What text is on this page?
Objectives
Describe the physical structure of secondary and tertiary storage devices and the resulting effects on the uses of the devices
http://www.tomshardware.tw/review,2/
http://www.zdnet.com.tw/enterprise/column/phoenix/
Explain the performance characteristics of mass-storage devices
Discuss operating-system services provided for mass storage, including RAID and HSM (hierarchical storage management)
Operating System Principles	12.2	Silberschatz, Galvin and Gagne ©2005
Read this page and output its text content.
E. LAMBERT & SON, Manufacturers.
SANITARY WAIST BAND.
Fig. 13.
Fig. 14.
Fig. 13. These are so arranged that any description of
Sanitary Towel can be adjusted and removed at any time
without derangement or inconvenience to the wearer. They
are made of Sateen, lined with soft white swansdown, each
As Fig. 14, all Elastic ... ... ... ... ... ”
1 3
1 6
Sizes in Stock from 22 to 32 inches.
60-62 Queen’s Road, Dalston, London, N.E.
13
------------------------------------------------
BRIEF = Return, word for word, each line from the line that contains "Read this page and output its text content." to the end of the listing above; include both end lines and nothing else.

TASK RESULT =
Read this page and output its text content.
E. LAMBERT & SON, Manufacturers.
SANITARY WAIST BAND.
Fig. 13.
Fig. 14.
Fig. 13. These are so arranged that any description of
Sanitary Towel can be adjusted and removed at any time
without derangement or inconvenience to the wearer. They
are made of Sateen, lined with soft white swansdown, each
As Fig. 14, all Elastic ... ... ... ... ... ”
1 3
1 6
Sizes in Stock from 22 to 32 inches.
60-62 Queen’s Road, Dalston, London, N.E.
13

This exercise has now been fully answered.